WHAT NEEDS TO BE DONE — Retype the records below exactly as they appear.
** START **
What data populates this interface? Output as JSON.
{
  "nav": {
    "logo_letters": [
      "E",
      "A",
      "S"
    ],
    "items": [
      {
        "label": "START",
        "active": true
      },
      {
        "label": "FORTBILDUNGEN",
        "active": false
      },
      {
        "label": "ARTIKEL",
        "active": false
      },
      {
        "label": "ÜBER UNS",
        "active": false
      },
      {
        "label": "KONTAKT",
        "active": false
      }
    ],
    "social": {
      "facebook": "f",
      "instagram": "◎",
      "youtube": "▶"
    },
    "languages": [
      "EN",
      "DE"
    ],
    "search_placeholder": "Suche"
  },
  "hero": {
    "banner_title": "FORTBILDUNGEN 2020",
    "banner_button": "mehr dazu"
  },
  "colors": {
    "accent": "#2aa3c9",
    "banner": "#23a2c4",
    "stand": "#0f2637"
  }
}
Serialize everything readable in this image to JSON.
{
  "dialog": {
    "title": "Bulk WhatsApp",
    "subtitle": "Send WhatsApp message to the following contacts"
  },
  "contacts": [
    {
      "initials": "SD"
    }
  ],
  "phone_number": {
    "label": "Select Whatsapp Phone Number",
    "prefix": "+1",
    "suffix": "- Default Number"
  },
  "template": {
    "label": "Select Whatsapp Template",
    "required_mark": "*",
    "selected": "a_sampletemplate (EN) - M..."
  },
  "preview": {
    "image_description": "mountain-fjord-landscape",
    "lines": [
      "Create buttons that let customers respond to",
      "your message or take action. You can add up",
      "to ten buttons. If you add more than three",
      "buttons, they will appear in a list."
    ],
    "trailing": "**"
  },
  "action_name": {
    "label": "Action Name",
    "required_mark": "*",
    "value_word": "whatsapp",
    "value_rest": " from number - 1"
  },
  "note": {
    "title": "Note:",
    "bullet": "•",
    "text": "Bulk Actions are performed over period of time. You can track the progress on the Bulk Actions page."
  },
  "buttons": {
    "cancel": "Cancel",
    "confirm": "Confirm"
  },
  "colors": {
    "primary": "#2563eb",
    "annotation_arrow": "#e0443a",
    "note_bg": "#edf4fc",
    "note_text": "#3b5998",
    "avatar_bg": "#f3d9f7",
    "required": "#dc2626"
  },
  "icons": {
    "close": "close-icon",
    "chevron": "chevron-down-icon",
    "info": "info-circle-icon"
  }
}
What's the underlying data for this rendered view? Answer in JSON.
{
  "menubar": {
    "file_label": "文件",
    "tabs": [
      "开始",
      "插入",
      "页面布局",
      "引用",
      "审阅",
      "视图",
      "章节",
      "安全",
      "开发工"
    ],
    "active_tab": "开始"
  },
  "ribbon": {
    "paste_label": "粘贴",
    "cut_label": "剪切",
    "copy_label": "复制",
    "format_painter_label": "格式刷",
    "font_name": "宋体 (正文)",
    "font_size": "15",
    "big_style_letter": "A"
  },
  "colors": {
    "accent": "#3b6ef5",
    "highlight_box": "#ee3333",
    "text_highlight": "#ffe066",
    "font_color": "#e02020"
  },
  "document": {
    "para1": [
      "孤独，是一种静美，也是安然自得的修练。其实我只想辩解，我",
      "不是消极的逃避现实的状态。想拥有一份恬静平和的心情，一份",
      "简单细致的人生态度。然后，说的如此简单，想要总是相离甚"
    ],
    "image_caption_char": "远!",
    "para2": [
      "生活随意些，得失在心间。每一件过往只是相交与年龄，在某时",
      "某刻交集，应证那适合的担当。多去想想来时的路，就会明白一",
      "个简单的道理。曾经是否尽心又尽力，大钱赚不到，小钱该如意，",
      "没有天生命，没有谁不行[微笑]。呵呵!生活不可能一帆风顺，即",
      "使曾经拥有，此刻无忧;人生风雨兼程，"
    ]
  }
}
** END **
WORKED ANSWER —
What data populates this interface? Output as JSON.
{
  "nav": {
    "logo_letters": [
      "E",
      "A",
      "S"
    ],
    "items": [
      {
        "label": "START",
        "active": true
      },
      {
        "label": "FORTBILDUNGEN",
        "active": false
      },
      {
        "label": "ARTIKEL",
        "active": false
      },
      {
        "label": "ÜBER UNS",
        "active": false
      },
      {
        "label": "KONTAKT",
        "active": false
      }
    ],
    "social": {
      "facebook": "f",
      "instagram": "◎",
      "youtube": "▶"
    },
    "languages": [
      "EN",
      "DE"
    ],
    "search_placeholder": "Suche"
  },
  "hero": {
    "banner_title": "FORTBILDUNGEN 2020",
    "banner_button": "mehr dazu"
  },
  "colors": {
    "accent": "#2aa3c9",
    "banner": "#23a2c4",
    "stand": "#0f2637"
  }
}
Serialize everything readable in this image to JSON.
{
  "dialog": {
    "title": "Bulk WhatsApp",
    "subtitle": "Send WhatsApp message to the following contacts"
  },
  "contacts": [
    {
      "initials": "SD"
    }
  ],
  "phone_number": {
    "label": "Select Whatsapp Phone Number",
    "prefix": "+1",
    "suffix": "- Default Number"
  },
  "template": {
    "label": "Select Whatsapp Template",
    "required_mark": "*",
    "selected": "a_sampletemplate (EN) - M..."
  },
  "preview": {
    "image_description": "mountain-fjord-landscape",
    "lines": [
      "Create buttons that let customers respond to",
      "your message or take action. You can add up",
      "to ten buttons. If you add more than three",
      "buttons, they will appear in a list."
    ],
    "trailing": "**"
  },
  "action_name": {
    "label": "Action Name",
    "required_mark": "*",
    "value_word": "whatsapp",
    "value_rest": " from number - 1"
  },
  "note": {
    "title": "Note:",
    "bullet": "•",
    "text": "Bulk Actions are performed over period of time. You can track the progress on the Bulk Actions page."
  },
  "buttons": {
    "cancel": "Cancel",
    "confirm": "Confirm"
  },
  "colors": {
    "primary": "#2563eb",
    "annotation_arrow": "#e0443a",
    "note_bg": "#edf4fc",
    "note_text": "#3b5998",
    "avatar_bg": "#f3d9f7",
    "required": "#dc2626"
  },
  "icons": {
    "close": "close-icon",
    "chevron": "chevron-down-icon",
    "info": "info-circle-icon"
  }
}
What's the underlying data for this rendered view? Answer in JSON.
{
  "menubar": {
    "file_label": "文件",
    "tabs": [
      "开始",
      "插入",
      "页面布局",
      "引用",
      "审阅",
      "视图",
      "章节",
      "安全",
      "开发工"
    ],
    "active_tab": "开始"
  },
  "ribbon": {
    "paste_label": "粘贴",
    "cut_label": "剪切",
    "copy_label": "复制",
    "format_painter_label": "格式刷",
    "font_name": "宋体 (正文)",
    "font_size": "15",
    "big_style_letter": "A"
  },
  "colors": {
    "accent": "#3b6ef5",
    "highlight_box": "#ee3333",
    "text_highlight": "#ffe066",
    "font_color": "#e02020"
  },
  "document": {
    "para1": [
      "孤独，是一种静美，也是安然自得的修练。其实我只想辩解，我",
      "不是消极的逃避现实的状态。想拥有一份恬静平和的心情，一份",
      "简单细致的人生态度。然后，说的如此简单，想要总是相离甚"
    ],
    "image_caption_char": "远!",
    "para2": [
      "生活随意些，得失在心间。每一件过往只是相交与年龄，在某时",
      "某刻交集，应证那适合的担当。多去想想来时的路，就会明白一",
      "个简单的道理。曾经是否尽心又尽力，大钱赚不到，小钱该如意，",
      "没有天生命，没有谁不行[微笑]。呵呵!生活不可能一帆风顺，即",
      "使曾经拥有，此刻无忧;人生风雨兼程，"
    ]
  }
}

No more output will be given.